# Job:
Reproduce every line of the stored entries verbatim, with the pictures left out.

[Stored entries]
---*---

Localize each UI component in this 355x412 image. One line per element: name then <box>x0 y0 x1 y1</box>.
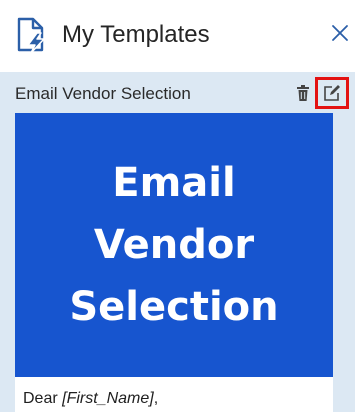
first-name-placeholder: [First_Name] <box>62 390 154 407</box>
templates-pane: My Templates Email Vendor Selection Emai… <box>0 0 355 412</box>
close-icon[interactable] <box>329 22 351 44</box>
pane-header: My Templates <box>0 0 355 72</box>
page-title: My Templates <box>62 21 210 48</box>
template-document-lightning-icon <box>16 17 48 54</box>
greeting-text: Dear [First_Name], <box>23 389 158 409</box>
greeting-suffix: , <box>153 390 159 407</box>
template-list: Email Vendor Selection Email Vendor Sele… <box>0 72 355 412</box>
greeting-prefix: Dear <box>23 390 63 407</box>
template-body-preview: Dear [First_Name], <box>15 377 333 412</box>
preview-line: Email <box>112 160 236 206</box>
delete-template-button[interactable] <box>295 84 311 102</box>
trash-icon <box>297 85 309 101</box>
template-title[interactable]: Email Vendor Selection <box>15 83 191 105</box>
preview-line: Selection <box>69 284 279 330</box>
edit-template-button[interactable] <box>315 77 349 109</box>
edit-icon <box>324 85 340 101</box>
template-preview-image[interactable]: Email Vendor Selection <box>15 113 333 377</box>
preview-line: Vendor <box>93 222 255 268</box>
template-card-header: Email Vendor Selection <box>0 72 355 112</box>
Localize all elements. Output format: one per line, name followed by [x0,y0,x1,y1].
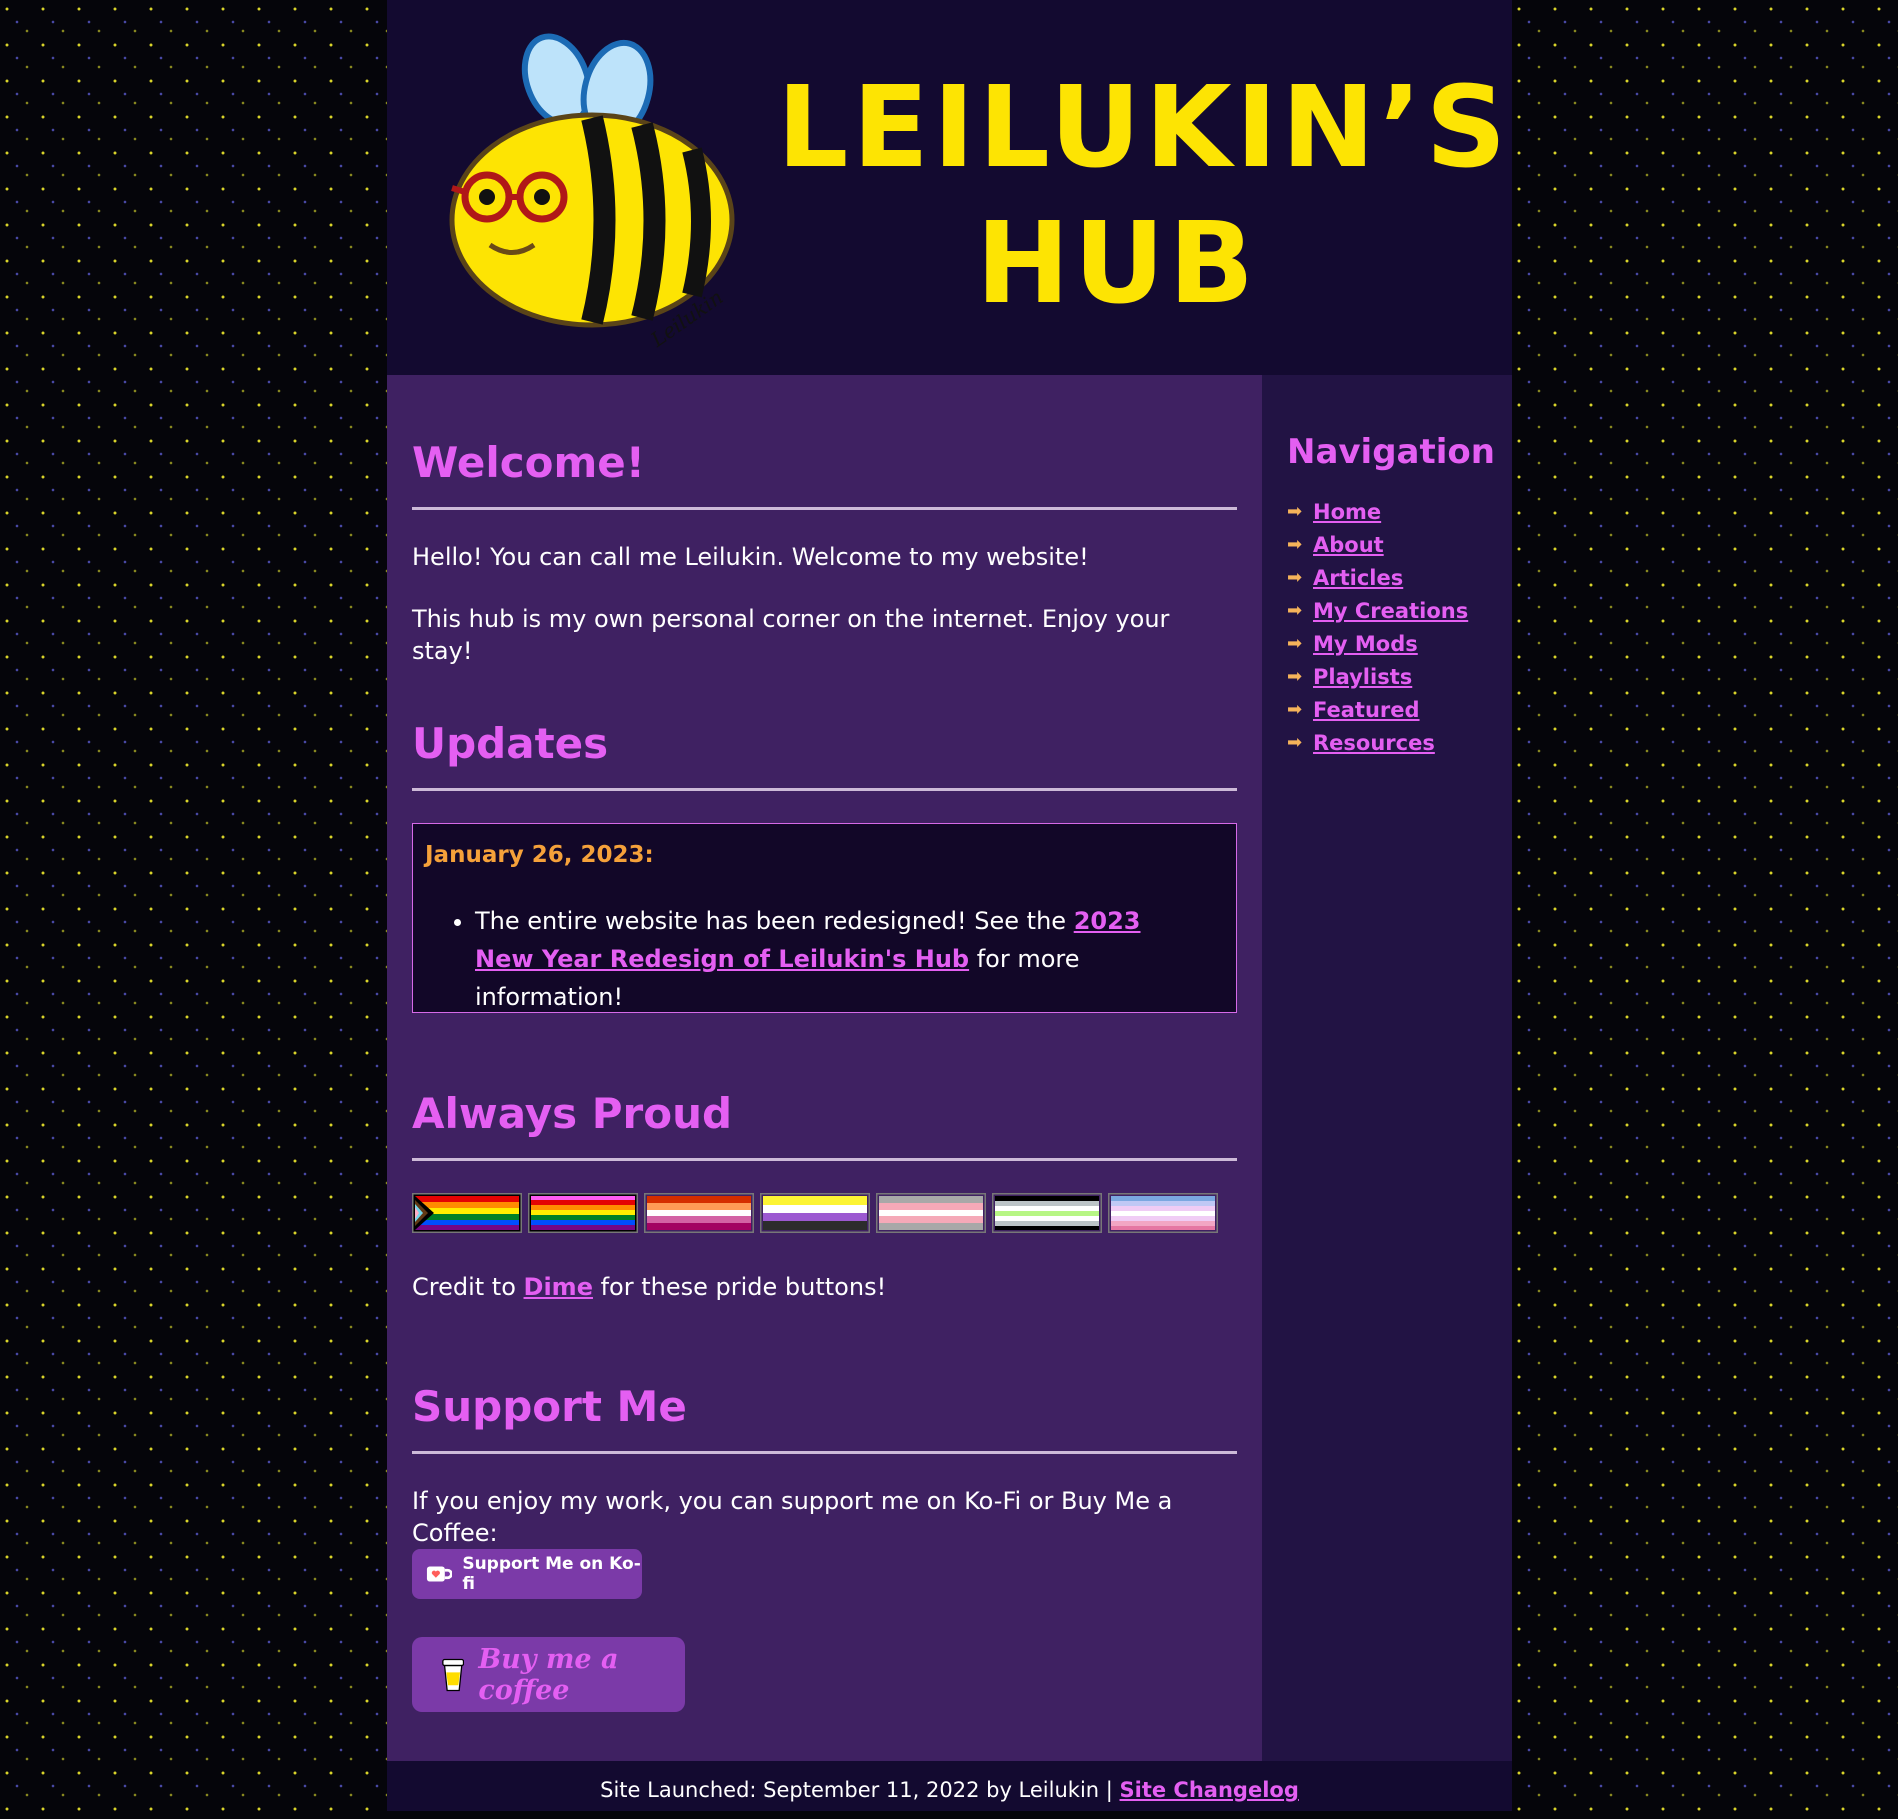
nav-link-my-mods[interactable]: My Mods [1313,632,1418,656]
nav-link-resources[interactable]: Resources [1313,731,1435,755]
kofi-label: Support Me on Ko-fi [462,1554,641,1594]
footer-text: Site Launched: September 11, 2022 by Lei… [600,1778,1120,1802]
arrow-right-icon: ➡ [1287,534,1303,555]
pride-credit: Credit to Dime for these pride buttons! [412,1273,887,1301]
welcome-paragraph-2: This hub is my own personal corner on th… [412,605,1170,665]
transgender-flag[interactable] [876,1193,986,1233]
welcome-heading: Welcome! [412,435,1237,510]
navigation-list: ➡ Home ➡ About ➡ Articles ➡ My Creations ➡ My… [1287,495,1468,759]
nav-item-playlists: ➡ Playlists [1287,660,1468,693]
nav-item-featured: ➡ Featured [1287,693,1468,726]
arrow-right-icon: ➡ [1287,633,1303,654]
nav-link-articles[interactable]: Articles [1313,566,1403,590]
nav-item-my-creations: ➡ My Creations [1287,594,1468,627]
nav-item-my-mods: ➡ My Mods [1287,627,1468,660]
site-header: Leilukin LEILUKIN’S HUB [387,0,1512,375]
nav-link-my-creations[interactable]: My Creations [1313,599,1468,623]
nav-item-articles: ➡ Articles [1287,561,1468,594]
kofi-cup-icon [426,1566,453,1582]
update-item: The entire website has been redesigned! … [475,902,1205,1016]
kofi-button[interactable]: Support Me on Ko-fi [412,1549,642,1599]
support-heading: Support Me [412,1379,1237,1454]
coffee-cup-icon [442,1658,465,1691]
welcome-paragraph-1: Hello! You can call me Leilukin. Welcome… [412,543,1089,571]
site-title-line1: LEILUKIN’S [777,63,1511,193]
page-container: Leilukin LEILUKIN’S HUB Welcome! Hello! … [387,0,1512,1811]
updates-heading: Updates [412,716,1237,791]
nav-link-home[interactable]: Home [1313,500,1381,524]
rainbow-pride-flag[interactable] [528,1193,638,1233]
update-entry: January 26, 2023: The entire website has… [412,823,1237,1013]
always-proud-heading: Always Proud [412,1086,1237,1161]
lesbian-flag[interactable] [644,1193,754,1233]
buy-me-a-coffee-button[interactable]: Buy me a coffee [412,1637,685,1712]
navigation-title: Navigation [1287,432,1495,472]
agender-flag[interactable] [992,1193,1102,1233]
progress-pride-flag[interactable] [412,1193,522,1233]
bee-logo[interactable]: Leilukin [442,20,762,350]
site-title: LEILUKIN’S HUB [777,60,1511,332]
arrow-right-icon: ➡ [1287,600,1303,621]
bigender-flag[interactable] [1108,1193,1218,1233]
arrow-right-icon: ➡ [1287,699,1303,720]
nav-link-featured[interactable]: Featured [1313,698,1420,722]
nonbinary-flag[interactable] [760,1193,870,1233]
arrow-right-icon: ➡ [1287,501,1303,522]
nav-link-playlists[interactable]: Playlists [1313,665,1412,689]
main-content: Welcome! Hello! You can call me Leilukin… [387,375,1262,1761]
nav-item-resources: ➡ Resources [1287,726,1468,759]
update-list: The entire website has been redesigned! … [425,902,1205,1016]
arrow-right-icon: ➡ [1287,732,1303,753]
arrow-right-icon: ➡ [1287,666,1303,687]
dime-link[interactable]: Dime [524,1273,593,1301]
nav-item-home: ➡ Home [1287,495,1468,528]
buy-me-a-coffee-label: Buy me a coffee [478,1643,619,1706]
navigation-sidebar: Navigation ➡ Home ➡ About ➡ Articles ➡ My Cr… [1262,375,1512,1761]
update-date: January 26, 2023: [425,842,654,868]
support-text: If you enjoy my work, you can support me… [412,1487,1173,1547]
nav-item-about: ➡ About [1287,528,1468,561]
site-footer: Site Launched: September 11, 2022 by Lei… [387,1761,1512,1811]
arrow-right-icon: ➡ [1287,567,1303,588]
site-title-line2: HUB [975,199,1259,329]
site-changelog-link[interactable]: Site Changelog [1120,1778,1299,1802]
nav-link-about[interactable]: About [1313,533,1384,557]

---*---

# Solution to this exercise:
Localize each UI component in this 355x412 image. One line per element: name then <box>x0 y0 x1 y1</box>.
first-name-placeholder: [First_Name] <box>62 390 154 407</box>
templates-pane: My Templates Email Vendor Selection Emai… <box>0 0 355 412</box>
close-icon[interactable] <box>329 22 351 44</box>
pane-header: My Templates <box>0 0 355 72</box>
page-title: My Templates <box>62 21 210 48</box>
template-document-lightning-icon <box>16 17 48 54</box>
greeting-text: Dear [First_Name], <box>23 389 158 409</box>
greeting-suffix: , <box>153 390 159 407</box>
template-list: Email Vendor Selection Email Vendor Sele… <box>0 72 355 412</box>
greeting-prefix: Dear <box>23 390 63 407</box>
template-body-preview: Dear [First_Name], <box>15 377 333 412</box>
preview-line: Email <box>112 160 236 206</box>
delete-template-button[interactable] <box>295 84 311 102</box>
trash-icon <box>297 85 309 101</box>
template-title[interactable]: Email Vendor Selection <box>15 83 191 105</box>
preview-line: Selection <box>69 284 279 330</box>
edit-template-button[interactable] <box>315 77 349 109</box>
edit-icon <box>324 85 340 101</box>
template-preview-image[interactable]: Email Vendor Selection <box>15 113 333 377</box>
preview-line: Vendor <box>93 222 255 268</box>
template-card-header: Email Vendor Selection <box>0 72 355 112</box>
Localize all elements. Output format: one per line, name followed by [x0,y0,x1,y1].
nav-link-my-mods[interactable]: My Mods [1313,632,1418,656]
nav-link-resources[interactable]: Resources [1313,731,1435,755]
kofi-label: Support Me on Ko-fi [462,1554,641,1594]
footer-text: Site Launched: September 11, 2022 by Lei… [600,1778,1120,1802]
arrow-right-icon: ➡ [1287,534,1303,555]
pride-credit: Credit to Dime for these pride buttons! [412,1273,887,1301]
welcome-paragraph-2: This hub is my own personal corner on th… [412,605,1170,665]
transgender-flag[interactable] [876,1193,986,1233]
welcome-heading: Welcome! [412,435,1237,510]
navigation-list: ➡ Home ➡ About ➡ Articles ➡ My Creations ➡ My… [1287,495,1468,759]
nav-item-playlists: ➡ Playlists [1287,660,1468,693]
nav-item-featured: ➡ Featured [1287,693,1468,726]
arrow-right-icon: ➡ [1287,633,1303,654]
nav-link-articles[interactable]: Articles [1313,566,1403,590]
nav-item-my-creations: ➡ My Creations [1287,594,1468,627]
nav-item-my-mods: ➡ My Mods [1287,627,1468,660]
site-header: Leilukin LEILUKIN’S HUB [387,0,1512,375]
nav-link-my-creations[interactable]: My Creations [1313,599,1468,623]
nav-item-articles: ➡ Articles [1287,561,1468,594]
kofi-cup-icon [426,1566,453,1582]
update-item: The entire website has been redesigned! … [475,902,1205,1016]
kofi-button[interactable]: Support Me on Ko-fi [412,1549,642,1599]
support-heading: Support Me [412,1379,1237,1454]
coffee-cup-icon [442,1658,465,1691]
welcome-paragraph-1: Hello! You can call me Leilukin. Welcome… [412,543,1089,571]
site-title-line1: LEILUKIN’S [777,63,1511,193]
page-container: Leilukin LEILUKIN’S HUB Welcome! Hello! … [387,0,1512,1811]
updates-heading: Updates [412,716,1237,791]
nav-link-home[interactable]: Home [1313,500,1381,524]
rainbow-pride-flag[interactable] [528,1193,638,1233]
update-entry: January 26, 2023: The entire website has… [412,823,1237,1013]
always-proud-heading: Always Proud [412,1086,1237,1161]
lesbian-flag[interactable] [644,1193,754,1233]
buy-me-a-coffee-button[interactable]: Buy me a coffee [412,1637,685,1712]
navigation-title: Navigation [1287,432,1495,472]
agender-flag[interactable] [992,1193,1102,1233]
progress-pride-flag[interactable] [412,1193,522,1233]
bee-logo[interactable]: Leilukin [442,20,762,350]
site-title: LEILUKIN’S HUB [777,60,1511,332]
arrow-right-icon: ➡ [1287,600,1303,621]
bigender-flag[interactable] [1108,1193,1218,1233]
arrow-right-icon: ➡ [1287,699,1303,720]
nav-link-featured[interactable]: Featured [1313,698,1420,722]
nonbinary-flag[interactable] [760,1193,870,1233]
arrow-right-icon: ➡ [1287,501,1303,522]
nav-link-playlists[interactable]: Playlists [1313,665,1412,689]
main-content: Welcome! Hello! You can call me Leilukin… [387,375,1262,1761]
nav-item-resources: ➡ Resources [1287,726,1468,759]
update-list: The entire website has been redesigned! … [425,902,1205,1016]
arrow-right-icon: ➡ [1287,732,1303,753]
arrow-right-icon: ➡ [1287,666,1303,687]
dime-link[interactable]: Dime [524,1273,593,1301]
nav-item-home: ➡ Home [1287,495,1468,528]
buy-me-a-coffee-label: Buy me a coffee [478,1643,619,1706]
navigation-sidebar: Navigation ➡ Home ➡ About ➡ Articles ➡ My Cr… [1262,375,1512,1761]
update-date: January 26, 2023: [425,842,654,868]
support-text: If you enjoy my work, you can support me… [412,1487,1173,1547]
nav-item-about: ➡ About [1287,528,1468,561]
site-footer: Site Launched: September 11, 2022 by Lei… [387,1761,1512,1811]
arrow-right-icon: ➡ [1287,567,1303,588]
site-title-line2: HUB [975,199,1259,329]
site-changelog-link[interactable]: Site Changelog [1120,1778,1299,1802]
nav-link-about[interactable]: About [1313,533,1384,557]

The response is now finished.